*Directive:* Work through the listing below and count the lines that hold "been". Answer with the number alone.

*Supplied records:*
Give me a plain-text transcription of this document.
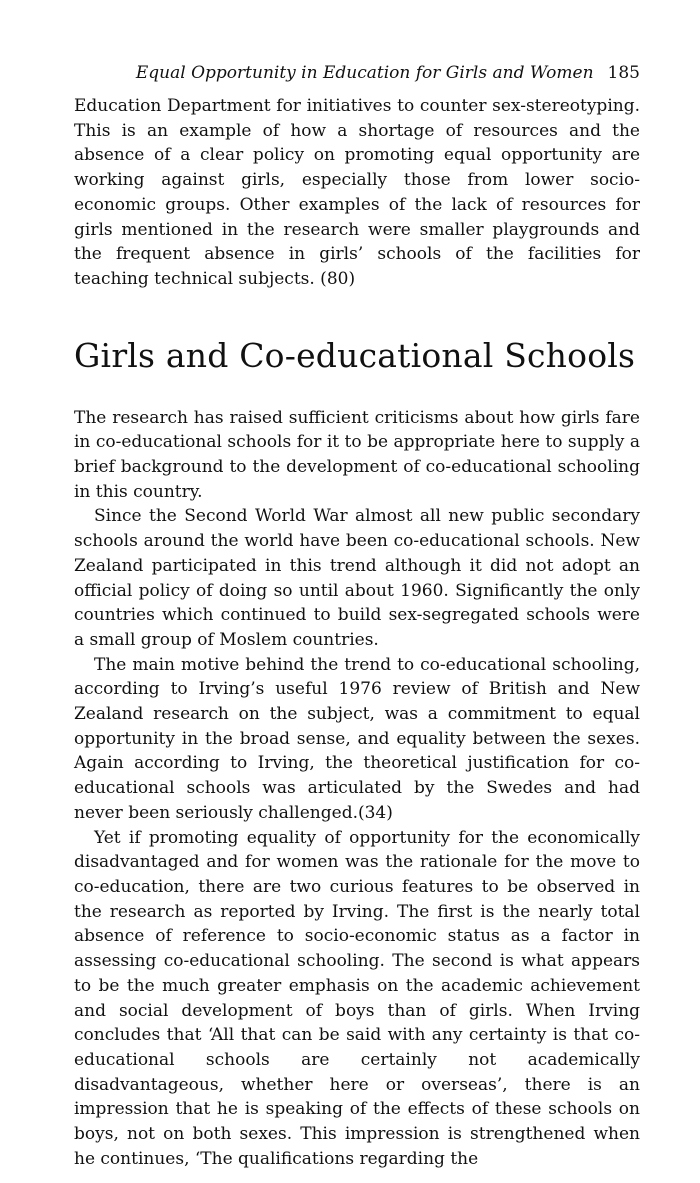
Equal Opportunity in Education for Girls and Women 185

Education Department for initiatives to counter sex-stereotyping. This is an example of how a shortage of resources and the absence of a clear policy on promoting equal opportunity are working against girls, especially those from lower socio-economic groups. Other examples of the lack of resources for girls mentioned in the research were smaller playgrounds and the frequent absence in girls’ schools of the facilities for teaching technical subjects. (80)

Girls and Co-educational Schools

The research has raised sufficient criticisms about how girls fare in co-educational schools for it to be appropriate here to supply a brief background to the development of co-educational schooling in this country.

Since the Second World War almost all new public secondary schools around the world have been co-educational schools. New Zealand participated in this trend although it did not adopt an official policy of doing so until about 1960. Significantly the only countries which continued to build sex-segregated schools were a small group of Moslem countries.

The main motive behind the trend to co-educational schooling, according to Irving’s useful 1976 review of British and New Zealand research on the subject, was a commitment to equal opportunity in the broad sense, and equality between the sexes. Again according to Irving, the theoretical justification for co-educational schools was articulated by the Swedes and had never been seriously challenged.(34)

Yet if promoting equality of opportunity for the economically disadvantaged and for women was the rationale for the move to co-education, there are two curious features to be observed in the research as reported by Irving. The first is the nearly total absence of reference to socio-economic status as a factor in assessing co-educational schooling. The second is what appears to be the much greater emphasis on the academic achievement and social development of boys than of girls. When Irving concludes that ‘All that can be said with any certainty is that co-educational schools are certainly not academically disadvantageous, whether here or overseas’, there is an impression that he is speaking of the effects of these schools on boys, not on both sexes. This impression is strengthened when he continues, ‘The qualifications regarding the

*Result for this task:* 2